* START *

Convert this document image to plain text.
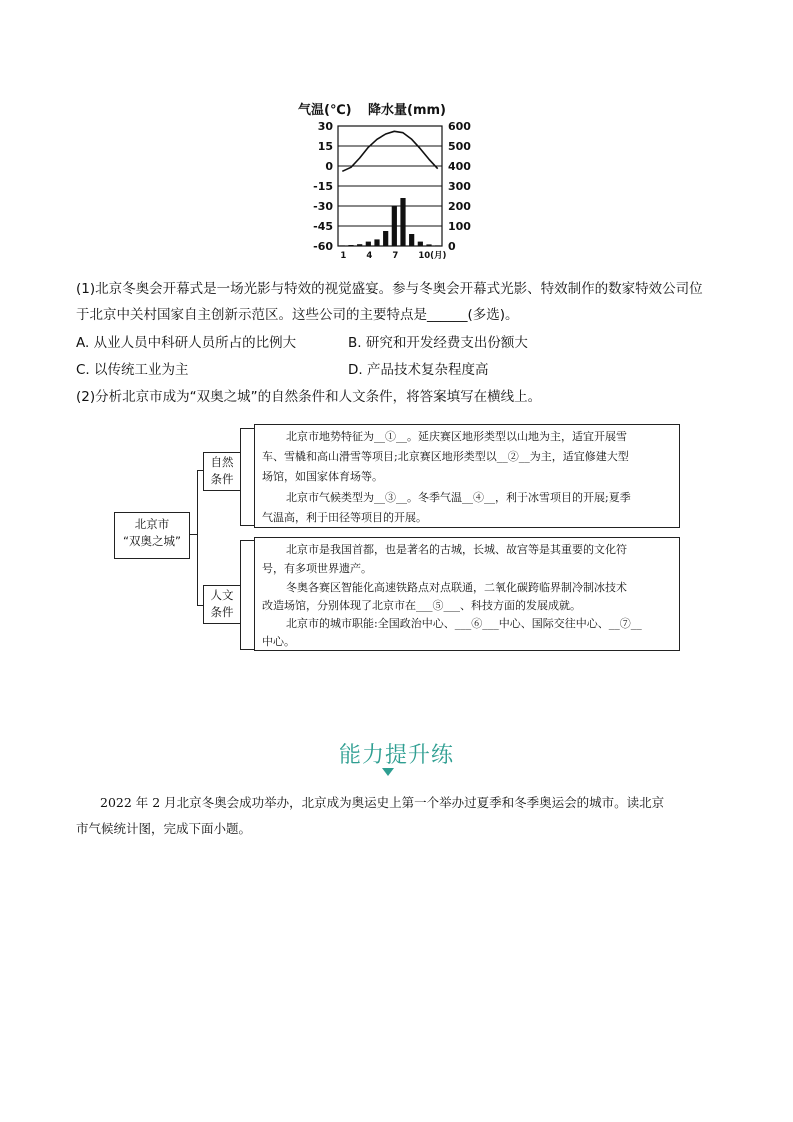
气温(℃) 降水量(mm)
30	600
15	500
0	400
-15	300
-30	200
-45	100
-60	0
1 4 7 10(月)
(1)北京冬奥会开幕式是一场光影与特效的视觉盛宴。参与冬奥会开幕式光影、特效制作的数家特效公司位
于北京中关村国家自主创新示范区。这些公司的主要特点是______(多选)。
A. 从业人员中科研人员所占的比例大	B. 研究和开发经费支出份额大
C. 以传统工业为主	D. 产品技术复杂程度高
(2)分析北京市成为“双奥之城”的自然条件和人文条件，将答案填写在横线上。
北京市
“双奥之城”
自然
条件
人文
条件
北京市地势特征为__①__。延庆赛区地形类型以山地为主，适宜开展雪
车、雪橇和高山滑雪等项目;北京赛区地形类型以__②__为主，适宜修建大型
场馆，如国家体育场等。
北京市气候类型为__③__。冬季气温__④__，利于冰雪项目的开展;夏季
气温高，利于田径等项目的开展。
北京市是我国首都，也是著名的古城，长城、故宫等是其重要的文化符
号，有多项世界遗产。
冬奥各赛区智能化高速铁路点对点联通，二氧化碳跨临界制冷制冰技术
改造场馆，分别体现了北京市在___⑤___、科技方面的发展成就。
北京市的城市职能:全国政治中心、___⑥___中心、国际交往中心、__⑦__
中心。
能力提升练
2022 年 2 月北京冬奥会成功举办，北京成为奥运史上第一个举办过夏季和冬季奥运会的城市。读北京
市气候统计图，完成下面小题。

* END *
* START *

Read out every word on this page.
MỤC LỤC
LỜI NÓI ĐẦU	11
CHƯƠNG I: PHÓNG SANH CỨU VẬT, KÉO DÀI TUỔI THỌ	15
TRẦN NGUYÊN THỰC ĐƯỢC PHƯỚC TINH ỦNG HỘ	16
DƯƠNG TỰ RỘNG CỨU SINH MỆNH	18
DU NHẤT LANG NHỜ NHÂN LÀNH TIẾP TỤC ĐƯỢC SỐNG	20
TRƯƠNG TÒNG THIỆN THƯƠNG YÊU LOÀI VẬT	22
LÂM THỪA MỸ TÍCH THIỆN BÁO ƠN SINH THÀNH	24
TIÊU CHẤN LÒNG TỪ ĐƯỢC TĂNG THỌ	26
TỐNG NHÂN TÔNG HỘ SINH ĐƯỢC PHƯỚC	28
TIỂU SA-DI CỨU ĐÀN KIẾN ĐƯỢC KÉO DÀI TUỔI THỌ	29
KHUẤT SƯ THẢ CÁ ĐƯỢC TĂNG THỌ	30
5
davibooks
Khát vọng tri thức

* END *
* START *

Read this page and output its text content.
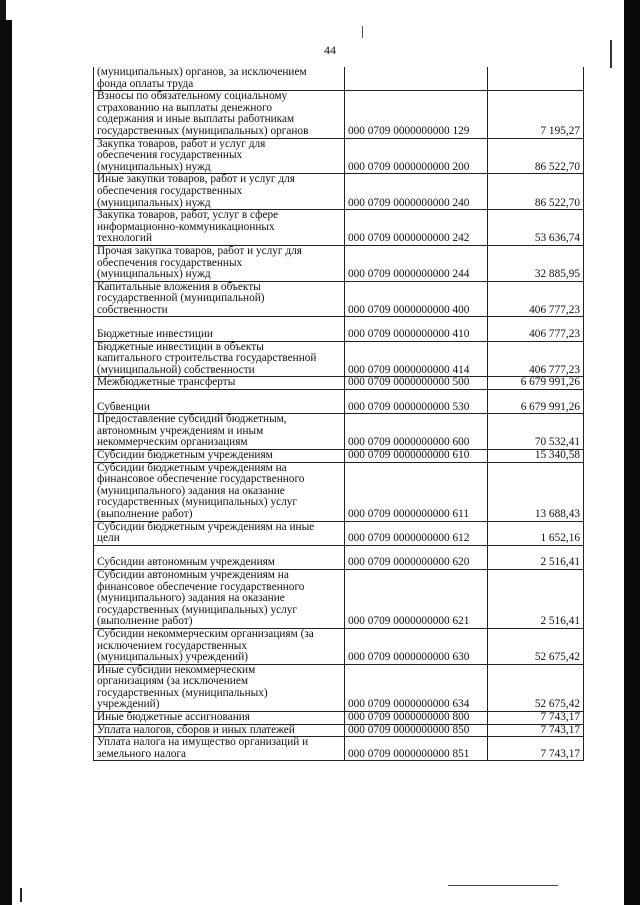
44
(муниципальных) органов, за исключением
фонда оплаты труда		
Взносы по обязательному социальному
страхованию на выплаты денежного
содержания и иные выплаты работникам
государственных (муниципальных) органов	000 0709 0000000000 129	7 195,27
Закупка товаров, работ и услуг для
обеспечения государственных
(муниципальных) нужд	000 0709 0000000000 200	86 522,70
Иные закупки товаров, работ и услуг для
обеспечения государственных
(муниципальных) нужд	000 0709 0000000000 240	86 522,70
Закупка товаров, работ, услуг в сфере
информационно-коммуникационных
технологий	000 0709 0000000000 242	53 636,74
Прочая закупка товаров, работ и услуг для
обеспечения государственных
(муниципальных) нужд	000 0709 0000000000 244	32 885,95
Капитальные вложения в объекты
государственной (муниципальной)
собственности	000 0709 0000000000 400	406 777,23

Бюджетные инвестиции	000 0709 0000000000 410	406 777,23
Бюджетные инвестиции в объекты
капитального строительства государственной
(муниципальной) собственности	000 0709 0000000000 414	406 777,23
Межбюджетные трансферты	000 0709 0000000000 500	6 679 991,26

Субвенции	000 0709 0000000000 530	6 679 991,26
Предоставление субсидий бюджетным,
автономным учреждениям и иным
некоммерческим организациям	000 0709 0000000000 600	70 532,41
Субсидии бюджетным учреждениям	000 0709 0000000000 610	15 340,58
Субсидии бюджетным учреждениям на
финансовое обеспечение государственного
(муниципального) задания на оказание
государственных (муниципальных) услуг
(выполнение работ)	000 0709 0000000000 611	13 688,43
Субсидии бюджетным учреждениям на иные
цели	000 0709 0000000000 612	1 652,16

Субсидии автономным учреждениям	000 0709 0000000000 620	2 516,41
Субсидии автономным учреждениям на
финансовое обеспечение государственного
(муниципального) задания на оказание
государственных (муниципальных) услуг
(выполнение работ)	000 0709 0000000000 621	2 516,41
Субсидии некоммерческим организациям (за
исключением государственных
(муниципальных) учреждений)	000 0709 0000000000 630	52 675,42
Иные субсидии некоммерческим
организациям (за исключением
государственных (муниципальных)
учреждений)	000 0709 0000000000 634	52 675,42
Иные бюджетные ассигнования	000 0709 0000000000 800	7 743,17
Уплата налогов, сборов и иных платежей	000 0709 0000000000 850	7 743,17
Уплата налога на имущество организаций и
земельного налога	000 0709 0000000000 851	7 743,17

* END *

== Written task ==
Show every line that contains the word "this".

== Full answer ==
Convert this document image to plain text.
Read out every word on this page.
Read this page and output its text content.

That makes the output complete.